═════ LISTED RECORDS
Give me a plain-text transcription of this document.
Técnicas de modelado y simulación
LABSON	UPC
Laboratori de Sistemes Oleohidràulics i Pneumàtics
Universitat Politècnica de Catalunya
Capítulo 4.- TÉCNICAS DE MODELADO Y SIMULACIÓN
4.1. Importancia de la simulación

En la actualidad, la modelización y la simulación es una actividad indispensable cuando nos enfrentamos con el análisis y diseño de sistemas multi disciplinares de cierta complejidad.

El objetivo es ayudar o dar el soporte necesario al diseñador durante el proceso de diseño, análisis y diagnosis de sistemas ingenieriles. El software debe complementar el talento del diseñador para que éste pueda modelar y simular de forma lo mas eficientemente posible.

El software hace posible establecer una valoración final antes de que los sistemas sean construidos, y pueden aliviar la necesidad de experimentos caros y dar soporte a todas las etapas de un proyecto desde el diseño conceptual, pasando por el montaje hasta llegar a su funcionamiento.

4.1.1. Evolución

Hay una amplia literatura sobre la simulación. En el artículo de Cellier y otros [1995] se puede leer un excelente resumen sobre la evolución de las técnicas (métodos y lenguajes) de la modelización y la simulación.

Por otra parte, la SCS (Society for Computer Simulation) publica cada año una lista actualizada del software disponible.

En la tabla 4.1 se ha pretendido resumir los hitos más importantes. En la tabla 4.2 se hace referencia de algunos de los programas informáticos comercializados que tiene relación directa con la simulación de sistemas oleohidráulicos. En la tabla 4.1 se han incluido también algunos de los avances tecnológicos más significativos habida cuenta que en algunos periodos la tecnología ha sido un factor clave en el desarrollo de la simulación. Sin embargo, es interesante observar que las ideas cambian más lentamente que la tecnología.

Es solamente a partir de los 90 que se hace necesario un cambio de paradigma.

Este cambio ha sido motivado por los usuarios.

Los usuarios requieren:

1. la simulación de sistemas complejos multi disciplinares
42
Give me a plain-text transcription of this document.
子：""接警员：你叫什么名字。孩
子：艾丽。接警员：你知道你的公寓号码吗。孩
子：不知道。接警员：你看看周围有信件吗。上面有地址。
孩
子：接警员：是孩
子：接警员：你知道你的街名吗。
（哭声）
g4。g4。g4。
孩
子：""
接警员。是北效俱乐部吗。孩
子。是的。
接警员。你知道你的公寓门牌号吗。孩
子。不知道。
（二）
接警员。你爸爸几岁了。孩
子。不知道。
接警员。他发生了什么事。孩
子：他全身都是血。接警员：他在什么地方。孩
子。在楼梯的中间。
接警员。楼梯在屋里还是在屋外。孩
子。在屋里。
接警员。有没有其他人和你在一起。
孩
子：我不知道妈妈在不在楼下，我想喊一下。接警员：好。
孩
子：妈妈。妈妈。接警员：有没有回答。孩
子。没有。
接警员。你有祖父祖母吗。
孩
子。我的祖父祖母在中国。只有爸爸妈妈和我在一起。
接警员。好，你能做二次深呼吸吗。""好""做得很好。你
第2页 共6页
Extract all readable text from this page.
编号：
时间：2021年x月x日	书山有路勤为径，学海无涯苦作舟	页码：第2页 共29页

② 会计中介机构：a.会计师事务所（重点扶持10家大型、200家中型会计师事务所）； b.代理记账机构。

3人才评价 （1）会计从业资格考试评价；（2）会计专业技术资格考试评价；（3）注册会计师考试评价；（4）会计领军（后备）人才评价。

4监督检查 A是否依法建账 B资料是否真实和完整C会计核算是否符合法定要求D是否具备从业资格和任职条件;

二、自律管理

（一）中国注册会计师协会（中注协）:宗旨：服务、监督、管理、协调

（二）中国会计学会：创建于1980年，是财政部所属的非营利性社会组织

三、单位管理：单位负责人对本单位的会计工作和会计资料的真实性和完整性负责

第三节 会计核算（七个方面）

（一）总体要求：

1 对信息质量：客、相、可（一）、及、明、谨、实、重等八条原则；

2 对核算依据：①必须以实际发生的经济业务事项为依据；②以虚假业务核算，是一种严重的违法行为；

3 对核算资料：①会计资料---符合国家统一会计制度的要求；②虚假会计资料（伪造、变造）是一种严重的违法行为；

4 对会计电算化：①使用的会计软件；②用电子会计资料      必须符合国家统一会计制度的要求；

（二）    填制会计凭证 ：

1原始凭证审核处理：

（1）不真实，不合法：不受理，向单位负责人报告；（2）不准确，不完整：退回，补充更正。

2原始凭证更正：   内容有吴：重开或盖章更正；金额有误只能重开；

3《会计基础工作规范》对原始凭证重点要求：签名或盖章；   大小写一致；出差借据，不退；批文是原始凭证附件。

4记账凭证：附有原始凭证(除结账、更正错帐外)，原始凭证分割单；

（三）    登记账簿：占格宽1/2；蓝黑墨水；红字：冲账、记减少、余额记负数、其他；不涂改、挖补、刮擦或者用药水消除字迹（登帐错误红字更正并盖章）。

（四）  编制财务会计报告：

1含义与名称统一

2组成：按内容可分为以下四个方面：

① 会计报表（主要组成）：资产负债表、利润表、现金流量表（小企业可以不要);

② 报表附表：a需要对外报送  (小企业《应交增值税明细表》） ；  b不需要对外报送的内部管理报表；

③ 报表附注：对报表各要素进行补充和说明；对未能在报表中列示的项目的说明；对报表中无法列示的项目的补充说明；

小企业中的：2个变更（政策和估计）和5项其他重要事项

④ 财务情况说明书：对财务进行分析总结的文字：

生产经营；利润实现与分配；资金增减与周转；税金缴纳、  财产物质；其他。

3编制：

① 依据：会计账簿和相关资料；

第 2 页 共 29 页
══════════
EXERCISE PROMPT: Please quote every record above exactly as it appears.

RESPONSE:
Give me a plain-text transcription of this document.
Técnicas de modelado y simulación
LABSON	UPC
Laboratori de Sistemes Oleohidràulics i Pneumàtics
Universitat Politècnica de Catalunya
Capítulo 4.- TÉCNICAS DE MODELADO Y SIMULACIÓN
4.1. Importancia de la simulación

En la actualidad, la modelización y la simulación es una actividad indispensable cuando nos enfrentamos con el análisis y diseño de sistemas multi disciplinares de cierta complejidad.

El objetivo es ayudar o dar el soporte necesario al diseñador durante el proceso de diseño, análisis y diagnosis de sistemas ingenieriles. El software debe complementar el talento del diseñador para que éste pueda modelar y simular de forma lo mas eficientemente posible.

El software hace posible establecer una valoración final antes de que los sistemas sean construidos, y pueden aliviar la necesidad de experimentos caros y dar soporte a todas las etapas de un proyecto desde el diseño conceptual, pasando por el montaje hasta llegar a su funcionamiento.

4.1.1. Evolución

Hay una amplia literatura sobre la simulación. En el artículo de Cellier y otros [1995] se puede leer un excelente resumen sobre la evolución de las técnicas (métodos y lenguajes) de la modelización y la simulación.

Por otra parte, la SCS (Society for Computer Simulation) publica cada año una lista actualizada del software disponible.

En la tabla 4.1 se ha pretendido resumir los hitos más importantes. En la tabla 4.2 se hace referencia de algunos de los programas informáticos comercializados que tiene relación directa con la simulación de sistemas oleohidráulicos. En la tabla 4.1 se han incluido también algunos de los avances tecnológicos más significativos habida cuenta que en algunos periodos la tecnología ha sido un factor clave en el desarrollo de la simulación. Sin embargo, es interesante observar que las ideas cambian más lentamente que la tecnología.

Es solamente a partir de los 90 que se hace necesario un cambio de paradigma.

Este cambio ha sido motivado por los usuarios.

Los usuarios requieren:

1. la simulación de sistemas complejos multi disciplinares
42
Give me a plain-text transcription of this document.
子：""接警员：你叫什么名字。孩
子：艾丽。接警员：你知道你的公寓号码吗。孩
子：不知道。接警员：你看看周围有信件吗。上面有地址。
孩
子：接警员：是孩
子：接警员：你知道你的街名吗。
（哭声）
g4。g4。g4。
孩
子：""
接警员。是北效俱乐部吗。孩
子。是的。
接警员。你知道你的公寓门牌号吗。孩
子。不知道。
（二）
接警员。你爸爸几岁了。孩
子。不知道。
接警员。他发生了什么事。孩
子：他全身都是血。接警员：他在什么地方。孩
子。在楼梯的中间。
接警员。楼梯在屋里还是在屋外。孩
子。在屋里。
接警员。有没有其他人和你在一起。
孩
子：我不知道妈妈在不在楼下，我想喊一下。接警员：好。
孩
子：妈妈。妈妈。接警员：有没有回答。孩
子。没有。
接警员。你有祖父祖母吗。
孩
子。我的祖父祖母在中国。只有爸爸妈妈和我在一起。
接警员。好，你能做二次深呼吸吗。""好""做得很好。你
第2页 共6页
Extract all readable text from this page.
编号：
时间：2021年x月x日	书山有路勤为径，学海无涯苦作舟	页码：第2页 共29页

② 会计中介机构：a.会计师事务所（重点扶持10家大型、200家中型会计师事务所）； b.代理记账机构。

3人才评价 （1）会计从业资格考试评价；（2）会计专业技术资格考试评价；（3）注册会计师考试评价；（4）会计领军（后备）人才评价。

4监督检查 A是否依法建账 B资料是否真实和完整C会计核算是否符合法定要求D是否具备从业资格和任职条件;

二、自律管理

（一）中国注册会计师协会（中注协）:宗旨：服务、监督、管理、协调

（二）中国会计学会：创建于1980年，是财政部所属的非营利性社会组织

三、单位管理：单位负责人对本单位的会计工作和会计资料的真实性和完整性负责

第三节 会计核算（七个方面）

（一）总体要求：

1 对信息质量：客、相、可（一）、及、明、谨、实、重等八条原则；

2 对核算依据：①必须以实际发生的经济业务事项为依据；②以虚假业务核算，是一种严重的违法行为；

3 对核算资料：①会计资料---符合国家统一会计制度的要求；②虚假会计资料（伪造、变造）是一种严重的违法行为；

4 对会计电算化：①使用的会计软件；②用电子会计资料      必须符合国家统一会计制度的要求；

（二）    填制会计凭证 ：

1原始凭证审核处理：

（1）不真实，不合法：不受理，向单位负责人报告；（2）不准确，不完整：退回，补充更正。

2原始凭证更正：   内容有吴：重开或盖章更正；金额有误只能重开；

3《会计基础工作规范》对原始凭证重点要求：签名或盖章；   大小写一致；出差借据，不退；批文是原始凭证附件。

4记账凭证：附有原始凭证(除结账、更正错帐外)，原始凭证分割单；

（三）    登记账簿：占格宽1/2；蓝黑墨水；红字：冲账、记减少、余额记负数、其他；不涂改、挖补、刮擦或者用药水消除字迹（登帐错误红字更正并盖章）。

（四）  编制财务会计报告：

1含义与名称统一

2组成：按内容可分为以下四个方面：

① 会计报表（主要组成）：资产负债表、利润表、现金流量表（小企业可以不要);

② 报表附表：a需要对外报送  (小企业《应交增值税明细表》） ；  b不需要对外报送的内部管理报表；

③ 报表附注：对报表各要素进行补充和说明；对未能在报表中列示的项目的说明；对报表中无法列示的项目的补充说明；

小企业中的：2个变更（政策和估计）和5项其他重要事项

④ 财务情况说明书：对财务进行分析总结的文字：

生产经营；利润实现与分配；资金增减与周转；税金缴纳、  财产物质；其他。

3编制：

① 依据：会计账簿和相关资料；

第 2 页 共 29 页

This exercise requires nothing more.